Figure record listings
····················
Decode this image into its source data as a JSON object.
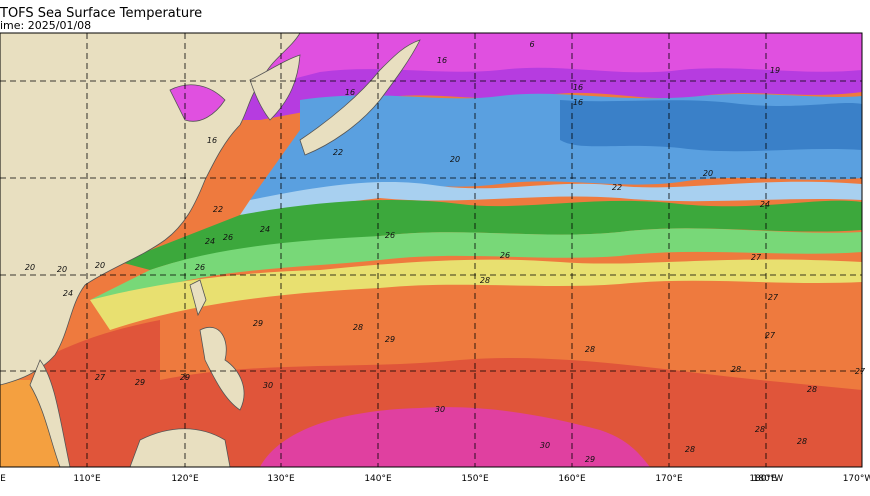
{
  "header": {
    "title": "TOFS Sea Surface Temperature",
    "time": "ime: 2025/01/08"
  },
  "longitude_labels": [
    "E",
    "110°E",
    "120°E",
    "130°E",
    "140°E",
    "150°E",
    "160°E",
    "170°E",
    "180°E",
    "180°W",
    "170°W"
  ],
  "contour_labels": [
    "6",
    "16",
    "16",
    "20",
    "16",
    "16",
    "19",
    "16",
    "20",
    "22",
    "20",
    "20",
    "22",
    "24",
    "24",
    "22",
    "24",
    "26",
    "26",
    "26",
    "27",
    "28",
    "27",
    "29",
    "29",
    "28",
    "27",
    "28",
    "28",
    "30",
    "30",
    "29",
    "30",
    "28",
    "28",
    "28",
    "27",
    "27",
    "29",
    "29",
    "26",
    "24",
    "20",
    "28"
  ]
}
····················
### TASK OBJECTIVE
Pictures stay out; repeat all the rest of the records exactly.

### OUTPUT BELOW
Decode this image into its source data as a JSON object.
{
  "header": {
    "title": "TOFS Sea Surface Temperature",
    "time": "ime: 2025/01/08"
  },
  "longitude_labels": [
    "E",
    "110°E",
    "120°E",
    "130°E",
    "140°E",
    "150°E",
    "160°E",
    "170°E",
    "180°E",
    "180°W",
    "170°W"
  ],
  "contour_labels": [
    "6",
    "16",
    "16",
    "20",
    "16",
    "16",
    "19",
    "16",
    "20",
    "22",
    "20",
    "20",
    "22",
    "24",
    "24",
    "22",
    "24",
    "26",
    "26",
    "26",
    "27",
    "28",
    "27",
    "29",
    "29",
    "28",
    "27",
    "28",
    "28",
    "30",
    "30",
    "29",
    "30",
    "28",
    "28",
    "28",
    "27",
    "27",
    "29",
    "29",
    "26",
    "24",
    "20",
    "28"
  ]
}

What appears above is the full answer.